Data extracted from a collection
----------------
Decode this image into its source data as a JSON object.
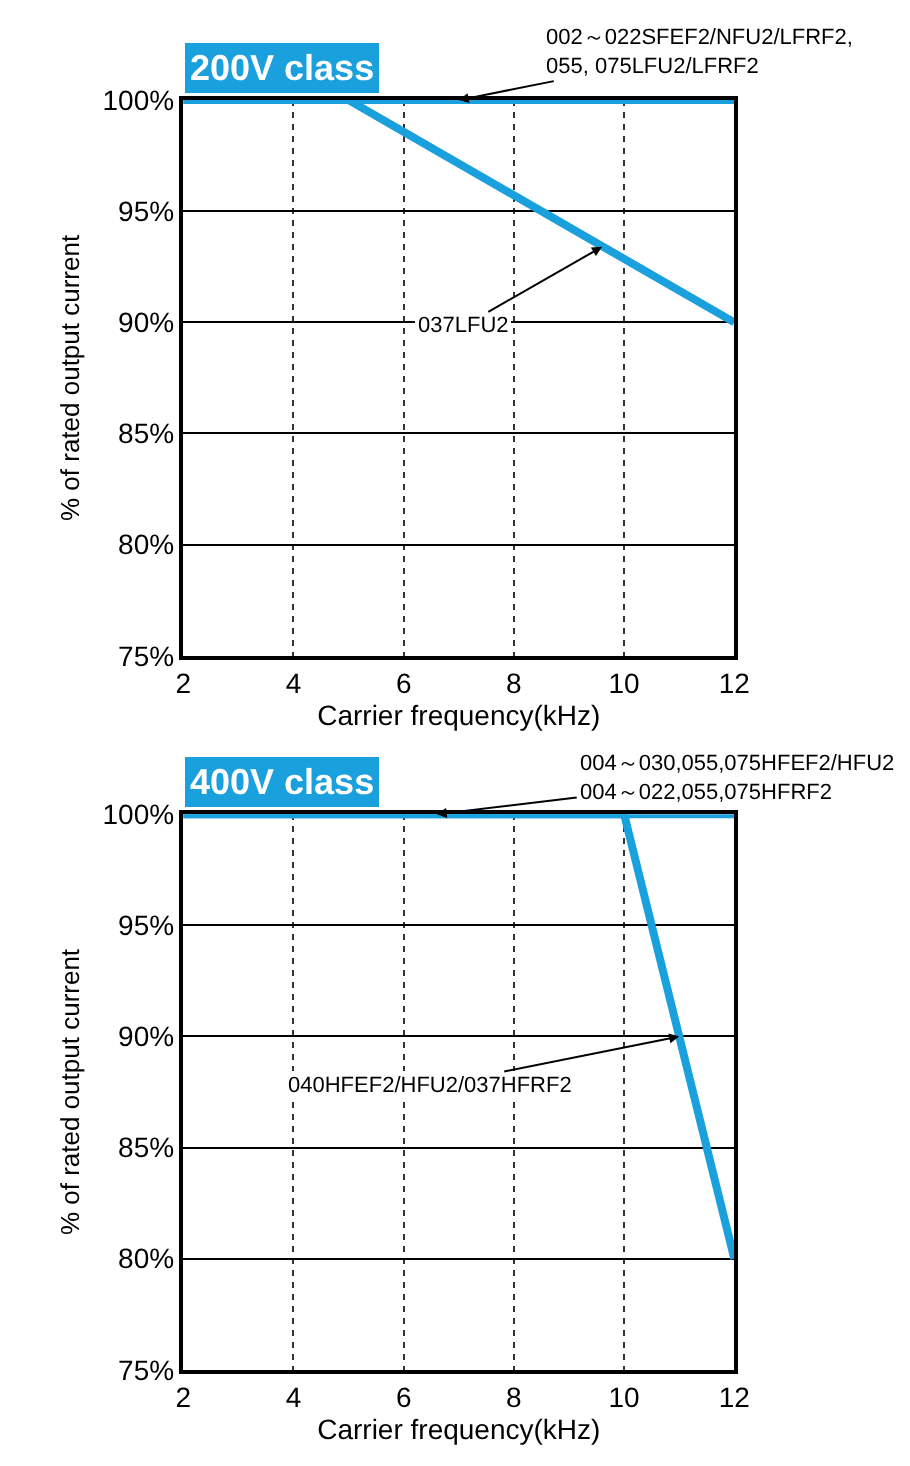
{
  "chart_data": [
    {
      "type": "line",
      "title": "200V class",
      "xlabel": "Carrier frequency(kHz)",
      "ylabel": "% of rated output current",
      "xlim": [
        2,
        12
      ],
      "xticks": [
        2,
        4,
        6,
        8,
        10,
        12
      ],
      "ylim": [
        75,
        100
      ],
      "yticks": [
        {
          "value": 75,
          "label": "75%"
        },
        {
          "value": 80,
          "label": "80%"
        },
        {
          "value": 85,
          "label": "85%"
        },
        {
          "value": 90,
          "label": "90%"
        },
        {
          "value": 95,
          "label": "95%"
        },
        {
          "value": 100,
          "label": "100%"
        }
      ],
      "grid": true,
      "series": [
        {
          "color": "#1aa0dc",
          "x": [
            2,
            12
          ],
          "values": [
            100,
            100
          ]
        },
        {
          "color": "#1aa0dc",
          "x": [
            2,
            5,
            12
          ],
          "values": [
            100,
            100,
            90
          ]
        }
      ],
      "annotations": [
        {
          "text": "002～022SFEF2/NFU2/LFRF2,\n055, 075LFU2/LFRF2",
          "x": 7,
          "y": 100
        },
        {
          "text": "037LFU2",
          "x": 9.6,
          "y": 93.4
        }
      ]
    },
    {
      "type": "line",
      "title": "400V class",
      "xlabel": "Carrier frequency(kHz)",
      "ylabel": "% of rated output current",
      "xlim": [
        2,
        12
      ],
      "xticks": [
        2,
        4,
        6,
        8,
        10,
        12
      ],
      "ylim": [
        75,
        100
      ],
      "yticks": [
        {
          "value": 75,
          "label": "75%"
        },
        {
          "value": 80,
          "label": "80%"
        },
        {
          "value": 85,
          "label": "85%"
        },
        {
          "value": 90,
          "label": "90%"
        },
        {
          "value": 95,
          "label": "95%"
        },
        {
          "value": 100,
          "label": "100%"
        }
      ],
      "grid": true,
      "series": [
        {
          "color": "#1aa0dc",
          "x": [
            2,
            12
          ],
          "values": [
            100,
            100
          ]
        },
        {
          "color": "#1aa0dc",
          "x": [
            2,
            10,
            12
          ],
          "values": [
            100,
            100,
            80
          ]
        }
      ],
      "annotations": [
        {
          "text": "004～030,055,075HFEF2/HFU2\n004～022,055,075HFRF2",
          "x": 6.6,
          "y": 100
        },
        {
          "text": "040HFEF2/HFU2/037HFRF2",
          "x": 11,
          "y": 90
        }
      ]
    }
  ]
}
----------------
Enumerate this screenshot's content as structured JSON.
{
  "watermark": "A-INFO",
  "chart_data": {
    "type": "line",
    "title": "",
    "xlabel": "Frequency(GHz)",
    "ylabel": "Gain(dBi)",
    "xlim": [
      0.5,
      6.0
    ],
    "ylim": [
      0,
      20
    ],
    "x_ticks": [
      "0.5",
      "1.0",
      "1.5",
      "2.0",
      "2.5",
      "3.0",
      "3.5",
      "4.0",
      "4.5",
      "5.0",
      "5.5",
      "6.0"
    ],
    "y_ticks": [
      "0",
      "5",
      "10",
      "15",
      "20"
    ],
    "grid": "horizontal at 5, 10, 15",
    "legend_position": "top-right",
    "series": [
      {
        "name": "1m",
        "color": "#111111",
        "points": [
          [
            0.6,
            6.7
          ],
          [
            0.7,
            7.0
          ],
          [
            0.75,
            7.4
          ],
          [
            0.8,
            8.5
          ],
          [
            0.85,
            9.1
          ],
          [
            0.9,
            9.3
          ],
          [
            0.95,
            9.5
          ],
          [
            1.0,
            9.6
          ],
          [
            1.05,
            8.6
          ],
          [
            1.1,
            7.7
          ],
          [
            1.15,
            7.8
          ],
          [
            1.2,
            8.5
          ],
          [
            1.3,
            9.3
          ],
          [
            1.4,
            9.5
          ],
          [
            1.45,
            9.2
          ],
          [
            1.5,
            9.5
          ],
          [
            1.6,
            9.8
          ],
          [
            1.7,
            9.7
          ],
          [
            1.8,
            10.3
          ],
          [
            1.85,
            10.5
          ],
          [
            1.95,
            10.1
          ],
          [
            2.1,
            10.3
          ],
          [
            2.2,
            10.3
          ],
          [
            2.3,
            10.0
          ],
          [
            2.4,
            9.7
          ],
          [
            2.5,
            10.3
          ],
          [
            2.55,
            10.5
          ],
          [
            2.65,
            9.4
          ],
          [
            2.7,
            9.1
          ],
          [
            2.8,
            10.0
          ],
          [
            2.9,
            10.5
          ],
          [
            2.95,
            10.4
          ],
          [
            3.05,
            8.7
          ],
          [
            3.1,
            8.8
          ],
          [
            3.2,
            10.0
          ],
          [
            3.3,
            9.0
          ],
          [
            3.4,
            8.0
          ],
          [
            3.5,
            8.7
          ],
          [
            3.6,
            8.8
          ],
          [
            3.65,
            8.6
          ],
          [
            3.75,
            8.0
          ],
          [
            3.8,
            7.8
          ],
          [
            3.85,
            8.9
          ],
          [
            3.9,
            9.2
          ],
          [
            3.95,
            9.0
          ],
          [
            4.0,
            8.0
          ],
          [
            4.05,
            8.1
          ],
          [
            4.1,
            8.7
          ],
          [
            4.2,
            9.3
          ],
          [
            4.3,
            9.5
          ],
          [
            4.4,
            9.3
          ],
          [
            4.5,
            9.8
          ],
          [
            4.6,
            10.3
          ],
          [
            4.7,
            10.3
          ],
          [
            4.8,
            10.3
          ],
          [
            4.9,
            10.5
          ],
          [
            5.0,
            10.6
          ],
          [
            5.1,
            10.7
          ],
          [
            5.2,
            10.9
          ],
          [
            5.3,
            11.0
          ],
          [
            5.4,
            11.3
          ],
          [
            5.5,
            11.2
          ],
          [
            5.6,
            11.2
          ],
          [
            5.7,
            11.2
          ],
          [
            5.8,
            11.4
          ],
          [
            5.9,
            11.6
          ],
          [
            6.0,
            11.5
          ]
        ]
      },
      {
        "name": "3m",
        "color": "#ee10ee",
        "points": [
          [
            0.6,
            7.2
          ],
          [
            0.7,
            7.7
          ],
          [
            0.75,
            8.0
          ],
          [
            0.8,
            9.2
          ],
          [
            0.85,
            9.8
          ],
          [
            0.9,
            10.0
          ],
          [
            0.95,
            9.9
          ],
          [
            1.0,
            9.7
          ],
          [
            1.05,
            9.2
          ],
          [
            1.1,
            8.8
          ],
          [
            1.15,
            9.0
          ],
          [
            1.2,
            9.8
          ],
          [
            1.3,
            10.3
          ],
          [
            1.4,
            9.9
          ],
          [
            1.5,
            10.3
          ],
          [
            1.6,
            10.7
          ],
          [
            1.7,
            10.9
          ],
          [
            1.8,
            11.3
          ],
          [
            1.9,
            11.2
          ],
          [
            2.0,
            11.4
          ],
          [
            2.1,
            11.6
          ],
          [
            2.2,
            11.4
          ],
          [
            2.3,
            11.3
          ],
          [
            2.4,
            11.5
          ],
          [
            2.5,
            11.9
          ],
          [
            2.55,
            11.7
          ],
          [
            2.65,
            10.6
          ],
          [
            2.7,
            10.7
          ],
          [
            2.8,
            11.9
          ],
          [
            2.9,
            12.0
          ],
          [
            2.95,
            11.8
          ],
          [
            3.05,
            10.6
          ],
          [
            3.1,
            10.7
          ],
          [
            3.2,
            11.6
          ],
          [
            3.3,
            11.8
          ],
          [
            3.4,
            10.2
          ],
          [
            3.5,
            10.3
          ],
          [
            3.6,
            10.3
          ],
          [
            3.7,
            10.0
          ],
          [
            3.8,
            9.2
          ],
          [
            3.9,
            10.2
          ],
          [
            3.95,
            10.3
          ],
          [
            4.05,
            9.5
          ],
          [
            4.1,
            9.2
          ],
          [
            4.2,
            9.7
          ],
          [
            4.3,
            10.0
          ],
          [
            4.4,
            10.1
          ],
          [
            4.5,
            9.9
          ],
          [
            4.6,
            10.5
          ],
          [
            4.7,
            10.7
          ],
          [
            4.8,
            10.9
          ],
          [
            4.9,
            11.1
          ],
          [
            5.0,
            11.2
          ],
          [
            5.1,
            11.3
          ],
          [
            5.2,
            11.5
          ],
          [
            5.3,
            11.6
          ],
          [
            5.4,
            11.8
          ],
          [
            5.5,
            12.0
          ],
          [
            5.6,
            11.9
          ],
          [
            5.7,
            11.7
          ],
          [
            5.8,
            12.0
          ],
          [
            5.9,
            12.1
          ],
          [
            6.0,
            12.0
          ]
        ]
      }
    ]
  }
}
----------------
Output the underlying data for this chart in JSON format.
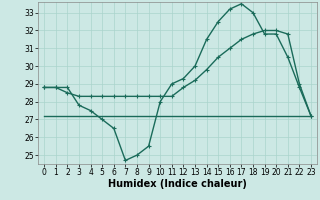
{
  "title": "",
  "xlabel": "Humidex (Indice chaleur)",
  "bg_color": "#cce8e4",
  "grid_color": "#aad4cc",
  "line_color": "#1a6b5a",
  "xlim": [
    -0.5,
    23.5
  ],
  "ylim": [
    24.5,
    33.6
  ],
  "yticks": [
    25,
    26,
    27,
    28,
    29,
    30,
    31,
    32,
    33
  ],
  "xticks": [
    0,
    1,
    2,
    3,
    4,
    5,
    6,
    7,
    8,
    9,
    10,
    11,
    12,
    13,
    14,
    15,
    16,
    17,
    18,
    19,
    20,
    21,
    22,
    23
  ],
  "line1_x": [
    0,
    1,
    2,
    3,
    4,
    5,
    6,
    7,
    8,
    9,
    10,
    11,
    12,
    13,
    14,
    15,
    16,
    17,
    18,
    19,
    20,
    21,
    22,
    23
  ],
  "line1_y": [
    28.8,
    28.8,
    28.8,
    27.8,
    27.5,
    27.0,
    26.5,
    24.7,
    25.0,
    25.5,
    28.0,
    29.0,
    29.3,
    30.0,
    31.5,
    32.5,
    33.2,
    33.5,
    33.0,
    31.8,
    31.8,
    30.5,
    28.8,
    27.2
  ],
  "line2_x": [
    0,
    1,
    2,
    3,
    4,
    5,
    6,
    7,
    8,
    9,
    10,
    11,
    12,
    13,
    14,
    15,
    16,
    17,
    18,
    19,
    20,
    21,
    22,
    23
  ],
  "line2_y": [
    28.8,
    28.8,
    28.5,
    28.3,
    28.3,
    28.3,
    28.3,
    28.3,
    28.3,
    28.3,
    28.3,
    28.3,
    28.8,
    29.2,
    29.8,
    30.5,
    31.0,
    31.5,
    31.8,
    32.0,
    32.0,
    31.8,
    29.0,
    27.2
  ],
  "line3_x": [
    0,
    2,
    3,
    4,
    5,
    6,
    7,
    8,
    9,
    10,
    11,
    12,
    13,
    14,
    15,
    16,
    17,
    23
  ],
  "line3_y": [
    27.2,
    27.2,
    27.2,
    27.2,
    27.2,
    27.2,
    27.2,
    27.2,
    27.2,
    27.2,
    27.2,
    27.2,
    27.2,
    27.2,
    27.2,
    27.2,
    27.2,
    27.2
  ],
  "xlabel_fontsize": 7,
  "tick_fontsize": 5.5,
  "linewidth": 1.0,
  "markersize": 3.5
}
----------------
How many lines of these entries contain "this"? Answer with the number and nothing else.

= Task output =
3